● **Raw records**:
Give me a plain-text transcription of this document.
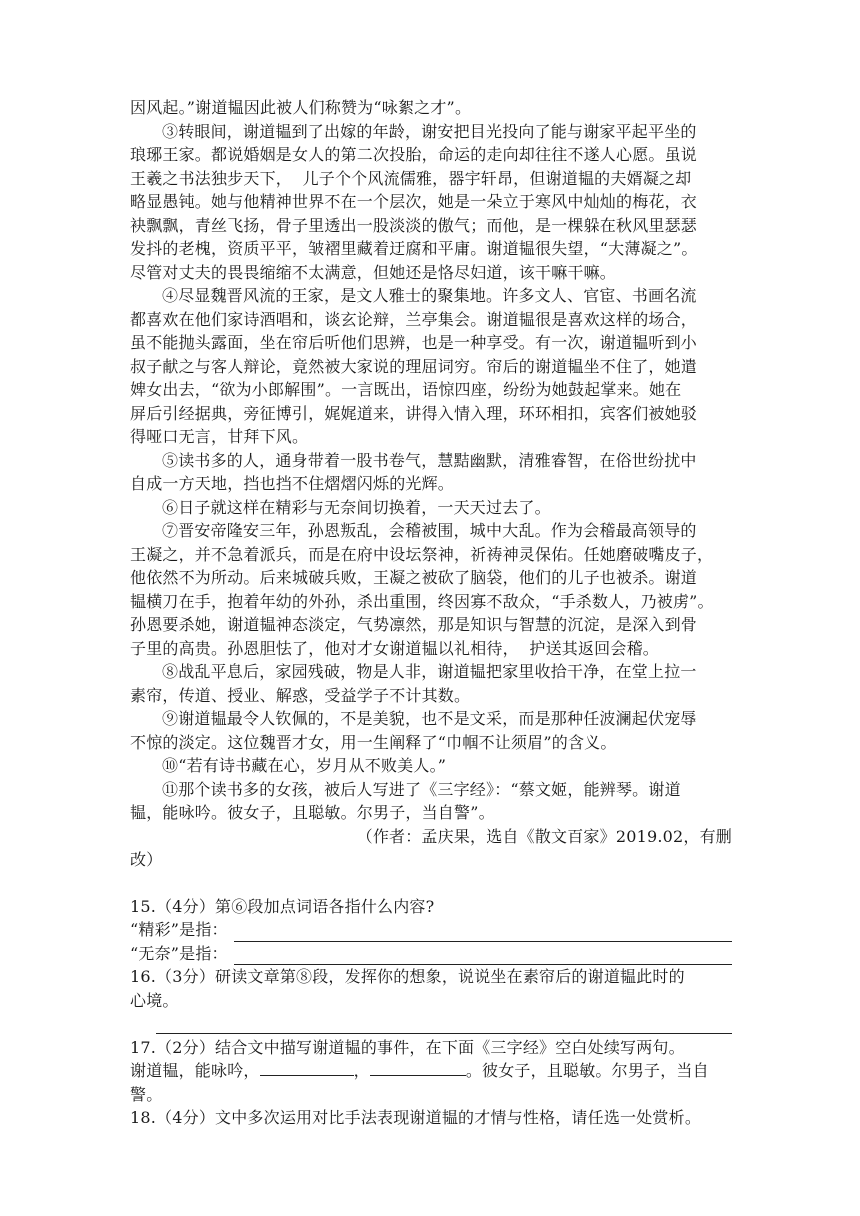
因风起。”谢道韫因此被人们称赞为“咏絮之才”。
③转眼间，谢道韫到了出嫁的年龄，谢安把目光投向了能与谢家平起平坐的
琅琊王家。都说婚姻是女人的第二次投胎，命运的走向却往往不遂人心愿。虽说
王羲之书法独步天下，  儿子个个风流儒雅，器宇轩昂，但谢道韫的夫婿凝之却
略显愚钝。她与他精神世界不在一个层次，她是一朵立于寒风中灿灿的梅花，衣
袂飘飘，青丝飞扬，骨子里透出一股淡淡的傲气；而他，是一棵躲在秋风里瑟瑟
发抖的老槐，资质平平，皱褶里藏着迂腐和平庸。谢道韫很失望，“大薄凝之”。
尽管对丈夫的畏畏缩缩不太满意，但她还是恪尽妇道，该干嘛干嘛。
④尽显魏晋风流的王家，是文人雅士的聚集地。许多文人、官宦、书画名流
都喜欢在他们家诗酒唱和，谈玄论辩，兰亭集会。谢道韫很是喜欢这样的场合，
虽不能抛头露面，坐在帘后听他们思辨，也是一种享受。有一次，谢道韫听到小
叔子献之与客人辩论，竟然被大家说的理屈词穷。帘后的谢道韫坐不住了，她遣
婢女出去，“欲为小郎解围”。一言既出，语惊四座，纷纷为她鼓起掌来。她在
屏后引经据典，旁征博引，娓娓道来，讲得入情入理，环环相扣，宾客们被她驳
得哑口无言，甘拜下风。
⑤读书多的人，通身带着一股书卷气，慧黠幽默，清雅睿智，在俗世纷扰中
自成一方天地，挡也挡不住熠熠闪烁的光辉。
⑥日子就这样在精彩与无奈间切换着，一天天过去了。
⑦晋安帝隆安三年，孙恩叛乱，会稽被围，城中大乱。作为会稽最高领导的
王凝之，并不急着派兵，而是在府中设坛祭神，祈祷神灵保佑。任她磨破嘴皮子，
他依然不为所动。后来城破兵败，王凝之被砍了脑袋，他们的儿子也被杀。谢道
韫横刀在手，抱着年幼的外孙，杀出重围，终因寡不敌众，“手杀数人，乃被虏”。
孙恩要杀她，谢道韫神态淡定，气势凛然，那是知识与智慧的沉淀，是深入到骨
子里的高贵。孙恩胆怯了，他对才女谢道韫以礼相待，  护送其返回会稽。
⑧战乱平息后，家园残破，物是人非，谢道韫把家里收拾干净，在堂上拉一
素帘，传道、授业、解惑，受益学子不计其数。
⑨谢道韫最令人钦佩的，不是美貌，也不是文采，而是那种任波澜起伏宠辱
不惊的淡定。这位魏晋才女，用一生阐释了“巾帼不让须眉”的含义。
⑩“若有诗书藏在心，岁月从不败美人。”
⑪那个读书多的女孩，被后人写进了《三字经》：“蔡文姬，能辨琴。谢道
韫，能咏吟。彼女子，且聪敏。尔男子，当自警”。
（作者：孟庆果，选自《散文百家》2019.02，有删
改）
15.（4分）第⑥段加点词语各指什么内容?
“精彩”是指：
“无奈”是指：
16.（3分）研读文章第⑧段，发挥你的想象，说说坐在素帘后的谢道韫此时的
心境。
17.（2分）结合文中描写谢道韫的事件，在下面《三字经》空白处续写两句。
谢道韫，能咏吟，	，	。彼女子，且聪敏。尔男子，当自
警。
18.（4分）文中多次运用对比手法表现谢道韫的才情与性格，请任选一处赏析。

● **Goal**:
What comes back should match the records exactly, minus any pictures.

● **Written response**:
Give me a plain-text transcription of this document.
因风起。”谢道韫因此被人们称赞为“咏絮之才”。
③转眼间，谢道韫到了出嫁的年龄，谢安把目光投向了能与谢家平起平坐的
琅琊王家。都说婚姻是女人的第二次投胎，命运的走向却往往不遂人心愿。虽说
王羲之书法独步天下，  儿子个个风流儒雅，器宇轩昂，但谢道韫的夫婿凝之却
略显愚钝。她与他精神世界不在一个层次，她是一朵立于寒风中灿灿的梅花，衣
袂飘飘，青丝飞扬，骨子里透出一股淡淡的傲气；而他，是一棵躲在秋风里瑟瑟
发抖的老槐，资质平平，皱褶里藏着迂腐和平庸。谢道韫很失望，“大薄凝之”。
尽管对丈夫的畏畏缩缩不太满意，但她还是恪尽妇道，该干嘛干嘛。
④尽显魏晋风流的王家，是文人雅士的聚集地。许多文人、官宦、书画名流
都喜欢在他们家诗酒唱和，谈玄论辩，兰亭集会。谢道韫很是喜欢这样的场合，
虽不能抛头露面，坐在帘后听他们思辨，也是一种享受。有一次，谢道韫听到小
叔子献之与客人辩论，竟然被大家说的理屈词穷。帘后的谢道韫坐不住了，她遣
婢女出去，“欲为小郎解围”。一言既出，语惊四座，纷纷为她鼓起掌来。她在
屏后引经据典，旁征博引，娓娓道来，讲得入情入理，环环相扣，宾客们被她驳
得哑口无言，甘拜下风。
⑤读书多的人，通身带着一股书卷气，慧黠幽默，清雅睿智，在俗世纷扰中
自成一方天地，挡也挡不住熠熠闪烁的光辉。
⑥日子就这样在精彩与无奈间切换着，一天天过去了。
⑦晋安帝隆安三年，孙恩叛乱，会稽被围，城中大乱。作为会稽最高领导的
王凝之，并不急着派兵，而是在府中设坛祭神，祈祷神灵保佑。任她磨破嘴皮子，
他依然不为所动。后来城破兵败，王凝之被砍了脑袋，他们的儿子也被杀。谢道
韫横刀在手，抱着年幼的外孙，杀出重围，终因寡不敌众，“手杀数人，乃被虏”。
孙恩要杀她，谢道韫神态淡定，气势凛然，那是知识与智慧的沉淀，是深入到骨
子里的高贵。孙恩胆怯了，他对才女谢道韫以礼相待，  护送其返回会稽。
⑧战乱平息后，家园残破，物是人非，谢道韫把家里收拾干净，在堂上拉一
素帘，传道、授业、解惑，受益学子不计其数。
⑨谢道韫最令人钦佩的，不是美貌，也不是文采，而是那种任波澜起伏宠辱
不惊的淡定。这位魏晋才女，用一生阐释了“巾帼不让须眉”的含义。
⑩“若有诗书藏在心，岁月从不败美人。”
⑪那个读书多的女孩，被后人写进了《三字经》：“蔡文姬，能辨琴。谢道
韫，能咏吟。彼女子，且聪敏。尔男子，当自警”。
（作者：孟庆果，选自《散文百家》2019.02，有删
改）
15.（4分）第⑥段加点词语各指什么内容?
“精彩”是指：
“无奈”是指：
16.（3分）研读文章第⑧段，发挥你的想象，说说坐在素帘后的谢道韫此时的
心境。
17.（2分）结合文中描写谢道韫的事件，在下面《三字经》空白处续写两句。
谢道韫，能咏吟，	，	。彼女子，且聪敏。尔男子，当自
警。
18.（4分）文中多次运用对比手法表现谢道韫的才情与性格，请任选一处赏析。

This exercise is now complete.